Narrow the data below down to the lines containing "password".

(Stored items from a collection)
....
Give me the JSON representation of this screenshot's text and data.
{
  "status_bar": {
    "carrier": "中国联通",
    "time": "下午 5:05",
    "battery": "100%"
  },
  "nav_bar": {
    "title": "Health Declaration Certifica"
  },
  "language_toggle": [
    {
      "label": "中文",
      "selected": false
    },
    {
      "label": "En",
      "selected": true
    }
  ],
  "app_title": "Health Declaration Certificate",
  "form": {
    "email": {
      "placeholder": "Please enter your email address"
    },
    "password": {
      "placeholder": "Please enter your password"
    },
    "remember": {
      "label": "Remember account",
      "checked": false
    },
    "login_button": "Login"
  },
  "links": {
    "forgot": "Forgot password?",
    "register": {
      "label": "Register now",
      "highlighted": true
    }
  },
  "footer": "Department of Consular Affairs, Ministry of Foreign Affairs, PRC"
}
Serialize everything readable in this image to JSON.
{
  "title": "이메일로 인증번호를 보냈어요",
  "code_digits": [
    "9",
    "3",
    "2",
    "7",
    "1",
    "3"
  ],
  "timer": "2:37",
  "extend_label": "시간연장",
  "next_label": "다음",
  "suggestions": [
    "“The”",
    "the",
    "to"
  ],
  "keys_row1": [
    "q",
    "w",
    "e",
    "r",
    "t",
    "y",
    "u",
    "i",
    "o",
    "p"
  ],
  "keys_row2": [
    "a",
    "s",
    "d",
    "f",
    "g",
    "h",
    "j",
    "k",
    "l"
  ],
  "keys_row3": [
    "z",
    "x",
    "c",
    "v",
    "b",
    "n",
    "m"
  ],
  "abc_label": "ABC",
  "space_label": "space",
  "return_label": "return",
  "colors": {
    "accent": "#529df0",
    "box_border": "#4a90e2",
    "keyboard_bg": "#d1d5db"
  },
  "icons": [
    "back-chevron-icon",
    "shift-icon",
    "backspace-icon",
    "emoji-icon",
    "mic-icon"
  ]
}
....
• _Answer to the problem_
    "password": {
      "placeholder": "Please enter your password"
    "forgot": "Forgot password?",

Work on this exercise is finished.